**Your instructions**
All of the data below must be repeated exactly.

-- Start --

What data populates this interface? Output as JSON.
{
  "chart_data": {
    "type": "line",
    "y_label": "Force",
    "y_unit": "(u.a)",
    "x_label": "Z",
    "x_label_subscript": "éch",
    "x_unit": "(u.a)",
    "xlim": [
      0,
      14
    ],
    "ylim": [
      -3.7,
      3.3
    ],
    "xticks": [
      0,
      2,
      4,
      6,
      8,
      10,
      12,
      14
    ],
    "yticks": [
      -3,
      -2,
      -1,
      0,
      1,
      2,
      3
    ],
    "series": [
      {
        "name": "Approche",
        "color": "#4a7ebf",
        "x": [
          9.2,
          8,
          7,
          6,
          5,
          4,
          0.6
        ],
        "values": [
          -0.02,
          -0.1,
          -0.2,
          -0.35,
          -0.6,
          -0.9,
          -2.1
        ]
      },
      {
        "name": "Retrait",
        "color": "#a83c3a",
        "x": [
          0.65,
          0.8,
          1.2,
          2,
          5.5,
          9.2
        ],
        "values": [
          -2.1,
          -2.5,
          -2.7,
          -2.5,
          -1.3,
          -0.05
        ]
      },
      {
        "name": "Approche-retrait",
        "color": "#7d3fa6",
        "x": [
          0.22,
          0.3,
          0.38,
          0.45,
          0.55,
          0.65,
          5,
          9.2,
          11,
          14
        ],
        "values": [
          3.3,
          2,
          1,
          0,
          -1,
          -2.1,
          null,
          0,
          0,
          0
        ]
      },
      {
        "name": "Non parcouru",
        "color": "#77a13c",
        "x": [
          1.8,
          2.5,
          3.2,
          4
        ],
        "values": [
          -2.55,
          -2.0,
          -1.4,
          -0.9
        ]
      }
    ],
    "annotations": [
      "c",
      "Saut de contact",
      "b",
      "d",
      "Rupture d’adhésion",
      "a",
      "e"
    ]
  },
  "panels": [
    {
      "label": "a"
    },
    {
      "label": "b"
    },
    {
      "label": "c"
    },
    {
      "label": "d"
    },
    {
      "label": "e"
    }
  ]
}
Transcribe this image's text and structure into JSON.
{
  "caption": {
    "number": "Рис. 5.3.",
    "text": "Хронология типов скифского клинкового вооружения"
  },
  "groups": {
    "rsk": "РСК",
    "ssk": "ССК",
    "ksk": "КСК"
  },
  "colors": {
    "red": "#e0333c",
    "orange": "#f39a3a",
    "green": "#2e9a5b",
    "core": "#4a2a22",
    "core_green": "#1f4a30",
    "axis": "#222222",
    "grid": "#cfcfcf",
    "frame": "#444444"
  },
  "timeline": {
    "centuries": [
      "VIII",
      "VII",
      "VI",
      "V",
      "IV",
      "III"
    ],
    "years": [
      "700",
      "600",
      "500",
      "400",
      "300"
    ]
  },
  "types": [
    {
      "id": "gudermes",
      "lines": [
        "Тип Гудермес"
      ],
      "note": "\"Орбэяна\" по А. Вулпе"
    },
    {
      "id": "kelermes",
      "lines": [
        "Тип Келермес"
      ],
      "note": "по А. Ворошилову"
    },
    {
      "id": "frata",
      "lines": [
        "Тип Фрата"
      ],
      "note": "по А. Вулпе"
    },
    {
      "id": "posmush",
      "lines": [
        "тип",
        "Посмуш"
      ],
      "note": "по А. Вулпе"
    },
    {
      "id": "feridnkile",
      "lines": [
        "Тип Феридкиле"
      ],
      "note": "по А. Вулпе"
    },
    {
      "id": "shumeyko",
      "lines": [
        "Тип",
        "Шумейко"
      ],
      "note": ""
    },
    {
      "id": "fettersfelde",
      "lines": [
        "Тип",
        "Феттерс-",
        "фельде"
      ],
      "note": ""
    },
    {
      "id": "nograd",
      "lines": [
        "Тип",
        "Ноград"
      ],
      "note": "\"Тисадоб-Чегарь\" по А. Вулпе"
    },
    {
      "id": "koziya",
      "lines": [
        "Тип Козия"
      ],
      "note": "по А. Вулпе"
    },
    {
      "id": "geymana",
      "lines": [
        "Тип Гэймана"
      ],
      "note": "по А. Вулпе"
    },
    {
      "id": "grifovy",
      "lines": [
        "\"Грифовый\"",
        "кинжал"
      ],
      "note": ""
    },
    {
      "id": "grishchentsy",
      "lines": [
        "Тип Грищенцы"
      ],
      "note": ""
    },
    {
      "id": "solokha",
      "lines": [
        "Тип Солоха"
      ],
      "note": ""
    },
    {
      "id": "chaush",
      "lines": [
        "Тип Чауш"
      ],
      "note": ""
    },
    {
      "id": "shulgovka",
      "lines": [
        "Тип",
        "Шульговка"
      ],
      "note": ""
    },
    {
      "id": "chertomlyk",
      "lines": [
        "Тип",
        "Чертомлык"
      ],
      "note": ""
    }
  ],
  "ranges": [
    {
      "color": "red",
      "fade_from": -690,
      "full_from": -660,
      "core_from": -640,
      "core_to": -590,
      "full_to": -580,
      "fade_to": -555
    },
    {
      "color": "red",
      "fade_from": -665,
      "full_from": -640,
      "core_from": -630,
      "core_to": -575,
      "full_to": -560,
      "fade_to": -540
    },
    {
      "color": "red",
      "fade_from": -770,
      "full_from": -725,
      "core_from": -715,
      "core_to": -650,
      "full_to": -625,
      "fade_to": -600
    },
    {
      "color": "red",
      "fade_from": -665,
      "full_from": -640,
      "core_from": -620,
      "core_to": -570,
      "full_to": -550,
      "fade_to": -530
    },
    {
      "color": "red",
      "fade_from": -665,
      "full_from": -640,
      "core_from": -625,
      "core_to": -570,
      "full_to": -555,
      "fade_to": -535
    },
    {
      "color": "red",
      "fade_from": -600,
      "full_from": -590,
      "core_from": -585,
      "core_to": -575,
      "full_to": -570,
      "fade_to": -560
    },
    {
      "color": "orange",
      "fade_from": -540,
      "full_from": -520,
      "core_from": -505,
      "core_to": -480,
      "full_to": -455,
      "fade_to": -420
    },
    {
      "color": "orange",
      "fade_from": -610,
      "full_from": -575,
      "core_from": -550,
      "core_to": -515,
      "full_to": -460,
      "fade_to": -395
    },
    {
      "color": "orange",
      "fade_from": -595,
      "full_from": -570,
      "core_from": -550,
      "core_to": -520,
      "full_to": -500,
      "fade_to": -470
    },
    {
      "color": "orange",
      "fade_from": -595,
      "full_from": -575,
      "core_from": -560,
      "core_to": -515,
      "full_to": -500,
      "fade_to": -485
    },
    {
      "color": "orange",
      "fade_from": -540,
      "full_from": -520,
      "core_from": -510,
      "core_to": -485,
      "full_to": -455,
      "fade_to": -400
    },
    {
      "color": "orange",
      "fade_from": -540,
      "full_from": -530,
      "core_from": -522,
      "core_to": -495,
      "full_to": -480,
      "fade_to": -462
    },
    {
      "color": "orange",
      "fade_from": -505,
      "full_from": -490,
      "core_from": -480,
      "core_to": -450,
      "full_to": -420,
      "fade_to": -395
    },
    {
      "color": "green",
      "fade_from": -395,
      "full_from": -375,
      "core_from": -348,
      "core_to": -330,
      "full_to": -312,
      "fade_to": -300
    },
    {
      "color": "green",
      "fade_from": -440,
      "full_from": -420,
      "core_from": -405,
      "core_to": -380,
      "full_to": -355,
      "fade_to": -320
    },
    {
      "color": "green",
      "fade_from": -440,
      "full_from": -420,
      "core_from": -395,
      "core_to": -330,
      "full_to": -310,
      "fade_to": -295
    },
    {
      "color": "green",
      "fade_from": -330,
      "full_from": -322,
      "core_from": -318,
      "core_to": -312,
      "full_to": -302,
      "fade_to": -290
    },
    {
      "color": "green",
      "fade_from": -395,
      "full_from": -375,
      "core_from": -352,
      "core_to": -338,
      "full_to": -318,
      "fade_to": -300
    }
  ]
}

-- End --

**Answer in full**
What data populates this interface? Output as JSON.
{
  "chart_data": {
    "type": "line",
    "y_label": "Force",
    "y_unit": "(u.a)",
    "x_label": "Z",
    "x_label_subscript": "éch",
    "x_unit": "(u.a)",
    "xlim": [
      0,
      14
    ],
    "ylim": [
      -3.7,
      3.3
    ],
    "xticks": [
      0,
      2,
      4,
      6,
      8,
      10,
      12,
      14
    ],
    "yticks": [
      -3,
      -2,
      -1,
      0,
      1,
      2,
      3
    ],
    "series": [
      {
        "name": "Approche",
        "color": "#4a7ebf",
        "x": [
          9.2,
          8,
          7,
          6,
          5,
          4,
          0.6
        ],
        "values": [
          -0.02,
          -0.1,
          -0.2,
          -0.35,
          -0.6,
          -0.9,
          -2.1
        ]
      },
      {
        "name": "Retrait",
        "color": "#a83c3a",
        "x": [
          0.65,
          0.8,
          1.2,
          2,
          5.5,
          9.2
        ],
        "values": [
          -2.1,
          -2.5,
          -2.7,
          -2.5,
          -1.3,
          -0.05
        ]
      },
      {
        "name": "Approche-retrait",
        "color": "#7d3fa6",
        "x": [
          0.22,
          0.3,
          0.38,
          0.45,
          0.55,
          0.65,
          5,
          9.2,
          11,
          14
        ],
        "values": [
          3.3,
          2,
          1,
          0,
          -1,
          -2.1,
          null,
          0,
          0,
          0
        ]
      },
      {
        "name": "Non parcouru",
        "color": "#77a13c",
        "x": [
          1.8,
          2.5,
          3.2,
          4
        ],
        "values": [
          -2.55,
          -2.0,
          -1.4,
          -0.9
        ]
      }
    ],
    "annotations": [
      "c",
      "Saut de contact",
      "b",
      "d",
      "Rupture d’adhésion",
      "a",
      "e"
    ]
  },
  "panels": [
    {
      "label": "a"
    },
    {
      "label": "b"
    },
    {
      "label": "c"
    },
    {
      "label": "d"
    },
    {
      "label": "e"
    }
  ]
}
Transcribe this image's text and structure into JSON.
{
  "caption": {
    "number": "Рис. 5.3.",
    "text": "Хронология типов скифского клинкового вооружения"
  },
  "groups": {
    "rsk": "РСК",
    "ssk": "ССК",
    "ksk": "КСК"
  },
  "colors": {
    "red": "#e0333c",
    "orange": "#f39a3a",
    "green": "#2e9a5b",
    "core": "#4a2a22",
    "core_green": "#1f4a30",
    "axis": "#222222",
    "grid": "#cfcfcf",
    "frame": "#444444"
  },
  "timeline": {
    "centuries": [
      "VIII",
      "VII",
      "VI",
      "V",
      "IV",
      "III"
    ],
    "years": [
      "700",
      "600",
      "500",
      "400",
      "300"
    ]
  },
  "types": [
    {
      "id": "gudermes",
      "lines": [
        "Тип Гудермес"
      ],
      "note": "\"Орбэяна\" по А. Вулпе"
    },
    {
      "id": "kelermes",
      "lines": [
        "Тип Келермес"
      ],
      "note": "по А. Ворошилову"
    },
    {
      "id": "frata",
      "lines": [
        "Тип Фрата"
      ],
      "note": "по А. Вулпе"
    },
    {
      "id": "posmush",
      "lines": [
        "тип",
        "Посмуш"
      ],
      "note": "по А. Вулпе"
    },
    {
      "id": "feridnkile",
      "lines": [
        "Тип Феридкиле"
      ],
      "note": "по А. Вулпе"
    },
    {
      "id": "shumeyko",
      "lines": [
        "Тип",
        "Шумейко"
      ],
      "note": ""
    },
    {
      "id": "fettersfelde",
      "lines": [
        "Тип",
        "Феттерс-",
        "фельде"
      ],
      "note": ""
    },
    {
      "id": "nograd",
      "lines": [
        "Тип",
        "Ноград"
      ],
      "note": "\"Тисадоб-Чегарь\" по А. Вулпе"
    },
    {
      "id": "koziya",
      "lines": [
        "Тип Козия"
      ],
      "note": "по А. Вулпе"
    },
    {
      "id": "geymana",
      "lines": [
        "Тип Гэймана"
      ],
      "note": "по А. Вулпе"
    },
    {
      "id": "grifovy",
      "lines": [
        "\"Грифовый\"",
        "кинжал"
      ],
      "note": ""
    },
    {
      "id": "grishchentsy",
      "lines": [
        "Тип Грищенцы"
      ],
      "note": ""
    },
    {
      "id": "solokha",
      "lines": [
        "Тип Солоха"
      ],
      "note": ""
    },
    {
      "id": "chaush",
      "lines": [
        "Тип Чауш"
      ],
      "note": ""
    },
    {
      "id": "shulgovka",
      "lines": [
        "Тип",
        "Шульговка"
      ],
      "note": ""
    },
    {
      "id": "chertomlyk",
      "lines": [
        "Тип",
        "Чертомлык"
      ],
      "note": ""
    }
  ],
  "ranges": [
    {
      "color": "red",
      "fade_from": -690,
      "full_from": -660,
      "core_from": -640,
      "core_to": -590,
      "full_to": -580,
      "fade_to": -555
    },
    {
      "color": "red",
      "fade_from": -665,
      "full_from": -640,
      "core_from": -630,
      "core_to": -575,
      "full_to": -560,
      "fade_to": -540
    },
    {
      "color": "red",
      "fade_from": -770,
      "full_from": -725,
      "core_from": -715,
      "core_to": -650,
      "full_to": -625,
      "fade_to": -600
    },
    {
      "color": "red",
      "fade_from": -665,
      "full_from": -640,
      "core_from": -620,
      "core_to": -570,
      "full_to": -550,
      "fade_to": -530
    },
    {
      "color": "red",
      "fade_from": -665,
      "full_from": -640,
      "core_from": -625,
      "core_to": -570,
      "full_to": -555,
      "fade_to": -535
    },
    {
      "color": "red",
      "fade_from": -600,
      "full_from": -590,
      "core_from": -585,
      "core_to": -575,
      "full_to": -570,
      "fade_to": -560
    },
    {
      "color": "orange",
      "fade_from": -540,
      "full_from": -520,
      "core_from": -505,
      "core_to": -480,
      "full_to": -455,
      "fade_to": -420
    },
    {
      "color": "orange",
      "fade_from": -610,
      "full_from": -575,
      "core_from": -550,
      "core_to": -515,
      "full_to": -460,
      "fade_to": -395
    },
    {
      "color": "orange",
      "fade_from": -595,
      "full_from": -570,
      "core_from": -550,
      "core_to": -520,
      "full_to": -500,
      "fade_to": -470
    },
    {
      "color": "orange",
      "fade_from": -595,
      "full_from": -575,
      "core_from": -560,
      "core_to": -515,
      "full_to": -500,
      "fade_to": -485
    },
    {
      "color": "orange",
      "fade_from": -540,
      "full_from": -520,
      "core_from": -510,
      "core_to": -485,
      "full_to": -455,
      "fade_to": -400
    },
    {
      "color": "orange",
      "fade_from": -540,
      "full_from": -530,
      "core_from": -522,
      "core_to": -495,
      "full_to": -480,
      "fade_to": -462
    },
    {
      "color": "orange",
      "fade_from": -505,
      "full_from": -490,
      "core_from": -480,
      "core_to": -450,
      "full_to": -420,
      "fade_to": -395
    },
    {
      "color": "green",
      "fade_from": -395,
      "full_from": -375,
      "core_from": -348,
      "core_to": -330,
      "full_to": -312,
      "fade_to": -300
    },
    {
      "color": "green",
      "fade_from": -440,
      "full_from": -420,
      "core_from": -405,
      "core_to": -380,
      "full_to": -355,
      "fade_to": -320
    },
    {
      "color": "green",
      "fade_from": -440,
      "full_from": -420,
      "core_from": -395,
      "core_to": -330,
      "full_to": -310,
      "fade_to": -295
    },
    {
      "color": "green",
      "fade_from": -330,
      "full_from": -322,
      "core_from": -318,
      "core_to": -312,
      "full_to": -302,
      "fade_to": -290
    },
    {
      "color": "green",
      "fade_from": -395,
      "full_from": -375,
      "core_from": -352,
      "core_to": -338,
      "full_to": -318,
      "fade_to": -300
    }
  ]
}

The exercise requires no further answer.